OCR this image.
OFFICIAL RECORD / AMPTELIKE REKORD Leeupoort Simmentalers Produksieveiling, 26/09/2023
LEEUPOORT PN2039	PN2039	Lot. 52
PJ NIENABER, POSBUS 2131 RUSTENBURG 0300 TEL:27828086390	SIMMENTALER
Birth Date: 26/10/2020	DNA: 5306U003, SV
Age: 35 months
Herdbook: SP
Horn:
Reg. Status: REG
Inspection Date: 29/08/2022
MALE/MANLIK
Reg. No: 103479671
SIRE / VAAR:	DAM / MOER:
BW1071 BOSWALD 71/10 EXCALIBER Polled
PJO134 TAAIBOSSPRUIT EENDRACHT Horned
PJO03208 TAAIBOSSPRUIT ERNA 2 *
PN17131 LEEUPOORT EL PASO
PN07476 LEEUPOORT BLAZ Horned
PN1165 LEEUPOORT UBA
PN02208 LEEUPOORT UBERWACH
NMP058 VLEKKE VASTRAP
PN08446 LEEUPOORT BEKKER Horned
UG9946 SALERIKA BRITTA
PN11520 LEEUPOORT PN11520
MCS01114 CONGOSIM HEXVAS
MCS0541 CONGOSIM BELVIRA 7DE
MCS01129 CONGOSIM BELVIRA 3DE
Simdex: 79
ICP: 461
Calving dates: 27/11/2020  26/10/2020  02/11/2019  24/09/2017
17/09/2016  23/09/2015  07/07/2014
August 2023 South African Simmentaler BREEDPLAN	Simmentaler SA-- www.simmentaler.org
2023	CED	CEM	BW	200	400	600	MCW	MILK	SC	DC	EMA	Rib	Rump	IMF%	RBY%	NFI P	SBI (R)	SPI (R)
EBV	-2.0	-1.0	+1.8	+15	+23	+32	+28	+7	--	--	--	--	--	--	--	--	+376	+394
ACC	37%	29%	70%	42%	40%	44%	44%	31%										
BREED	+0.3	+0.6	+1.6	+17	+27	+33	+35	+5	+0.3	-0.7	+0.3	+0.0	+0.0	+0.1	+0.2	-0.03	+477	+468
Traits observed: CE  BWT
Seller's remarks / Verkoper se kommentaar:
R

==

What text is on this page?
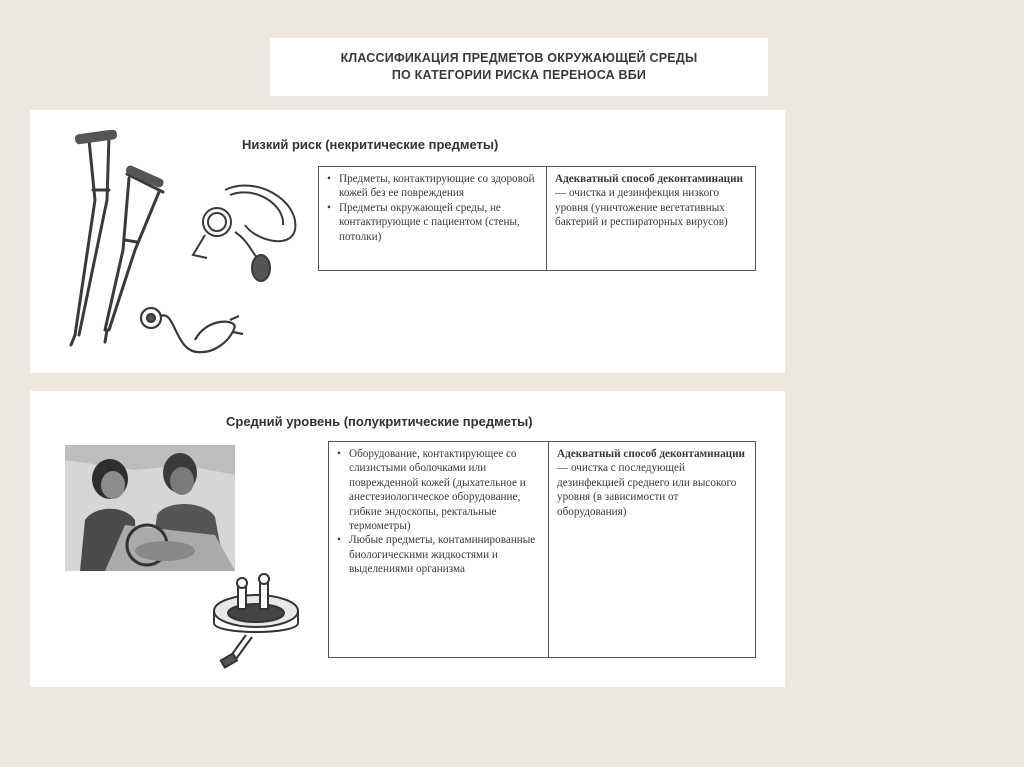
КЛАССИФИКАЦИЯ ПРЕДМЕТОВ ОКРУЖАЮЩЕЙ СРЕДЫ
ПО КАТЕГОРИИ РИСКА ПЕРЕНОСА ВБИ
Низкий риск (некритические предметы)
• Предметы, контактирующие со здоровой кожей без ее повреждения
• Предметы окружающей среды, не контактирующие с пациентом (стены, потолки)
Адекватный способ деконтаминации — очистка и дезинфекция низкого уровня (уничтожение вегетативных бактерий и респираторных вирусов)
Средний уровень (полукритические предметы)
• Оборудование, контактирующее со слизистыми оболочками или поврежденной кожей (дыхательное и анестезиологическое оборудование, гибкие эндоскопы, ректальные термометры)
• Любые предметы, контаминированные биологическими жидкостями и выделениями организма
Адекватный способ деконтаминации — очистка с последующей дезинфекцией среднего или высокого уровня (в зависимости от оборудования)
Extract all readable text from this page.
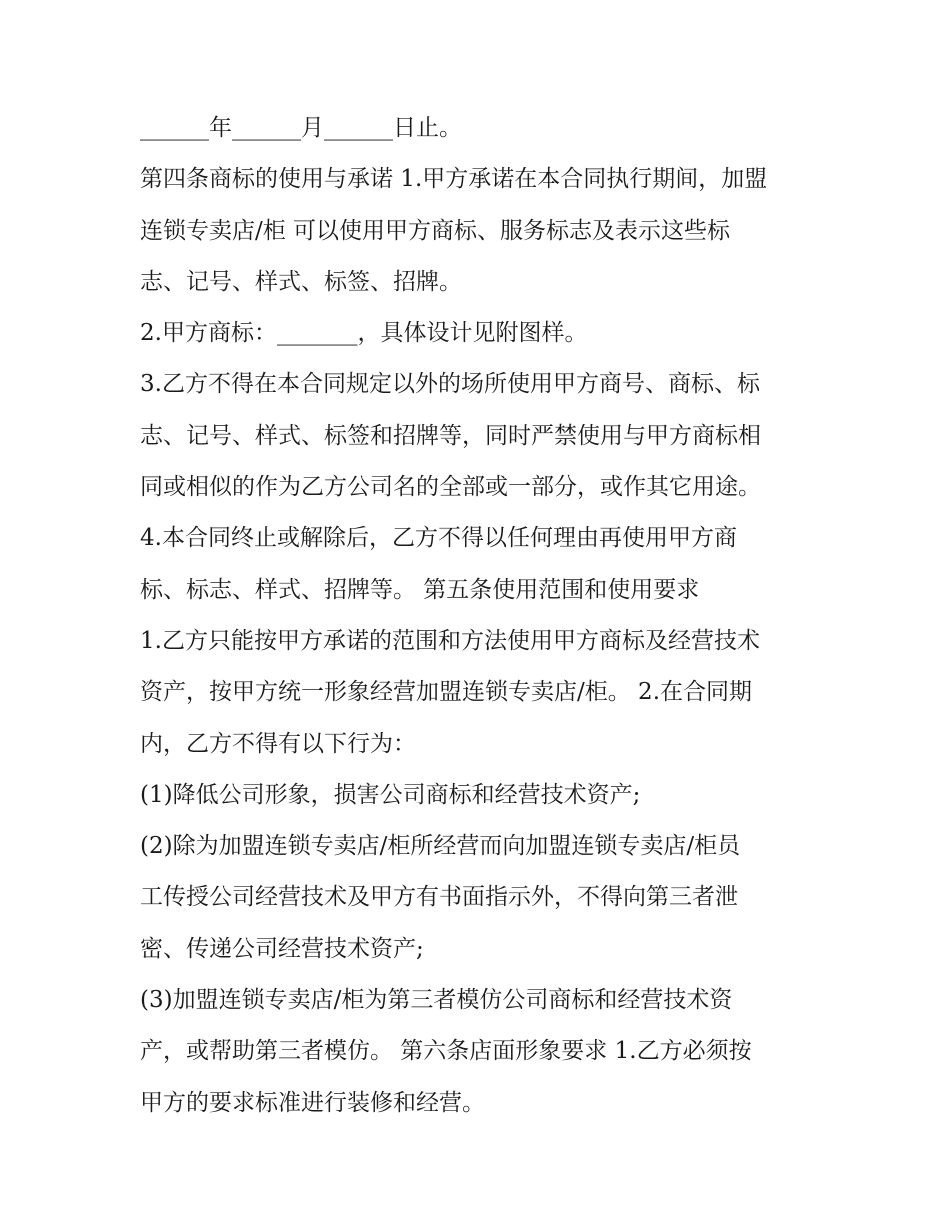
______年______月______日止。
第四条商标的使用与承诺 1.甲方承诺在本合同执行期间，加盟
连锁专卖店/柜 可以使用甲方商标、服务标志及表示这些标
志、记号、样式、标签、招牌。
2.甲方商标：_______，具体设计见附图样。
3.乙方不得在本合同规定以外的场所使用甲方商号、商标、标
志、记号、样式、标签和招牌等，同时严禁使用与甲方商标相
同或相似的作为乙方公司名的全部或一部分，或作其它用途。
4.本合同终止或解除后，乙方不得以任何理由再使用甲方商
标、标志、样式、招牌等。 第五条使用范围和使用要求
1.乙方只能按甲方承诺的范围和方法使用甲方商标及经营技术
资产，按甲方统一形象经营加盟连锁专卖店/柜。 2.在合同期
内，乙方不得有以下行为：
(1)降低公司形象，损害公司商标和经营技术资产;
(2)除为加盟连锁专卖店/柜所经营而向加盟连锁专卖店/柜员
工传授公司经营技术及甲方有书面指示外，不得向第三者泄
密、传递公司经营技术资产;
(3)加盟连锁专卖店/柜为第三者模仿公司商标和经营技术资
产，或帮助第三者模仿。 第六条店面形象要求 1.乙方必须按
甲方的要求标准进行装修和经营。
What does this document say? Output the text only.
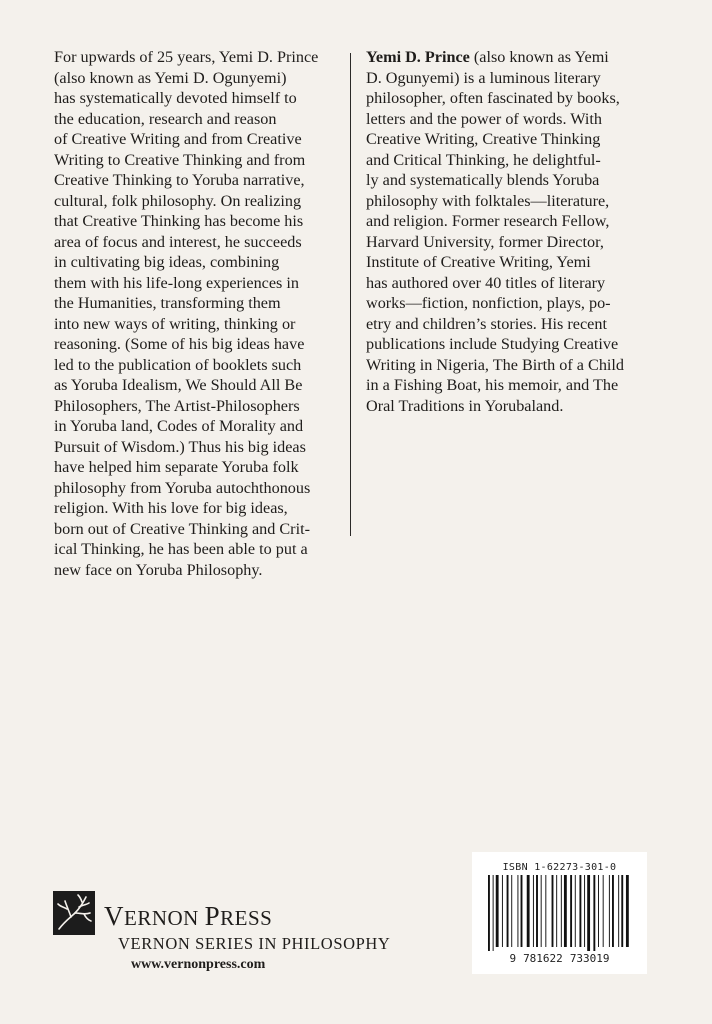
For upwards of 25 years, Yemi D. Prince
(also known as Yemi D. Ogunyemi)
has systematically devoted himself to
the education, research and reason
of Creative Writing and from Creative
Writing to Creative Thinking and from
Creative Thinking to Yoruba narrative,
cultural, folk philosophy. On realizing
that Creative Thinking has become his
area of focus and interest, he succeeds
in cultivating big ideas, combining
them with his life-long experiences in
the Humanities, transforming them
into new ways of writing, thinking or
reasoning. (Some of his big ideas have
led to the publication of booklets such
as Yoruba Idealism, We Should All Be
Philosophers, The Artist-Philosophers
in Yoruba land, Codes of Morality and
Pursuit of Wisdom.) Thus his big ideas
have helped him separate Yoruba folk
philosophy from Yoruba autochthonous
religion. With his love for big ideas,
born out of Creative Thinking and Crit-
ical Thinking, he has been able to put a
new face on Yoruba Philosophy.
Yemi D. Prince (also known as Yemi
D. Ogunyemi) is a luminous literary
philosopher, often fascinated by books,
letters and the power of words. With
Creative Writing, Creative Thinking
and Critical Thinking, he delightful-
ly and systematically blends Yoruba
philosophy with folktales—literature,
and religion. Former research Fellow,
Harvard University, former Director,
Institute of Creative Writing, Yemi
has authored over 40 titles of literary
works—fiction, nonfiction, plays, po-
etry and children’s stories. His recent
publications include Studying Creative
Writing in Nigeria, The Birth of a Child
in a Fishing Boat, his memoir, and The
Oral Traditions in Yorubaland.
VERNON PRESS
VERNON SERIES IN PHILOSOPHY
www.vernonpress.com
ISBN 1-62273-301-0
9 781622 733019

TASK GOAL: Using the records above, list each line that includes "Creative".

ANSWER TO THE TASK:
of Creative Writing and from Creative
Writing to Creative Thinking and from
Creative Thinking to Yoruba narrative,
that Creative Thinking has become his
born out of Creative Thinking and Crit-
Creative Writing, Creative Thinking
Institute of Creative Writing, Yemi
publications include Studying Creative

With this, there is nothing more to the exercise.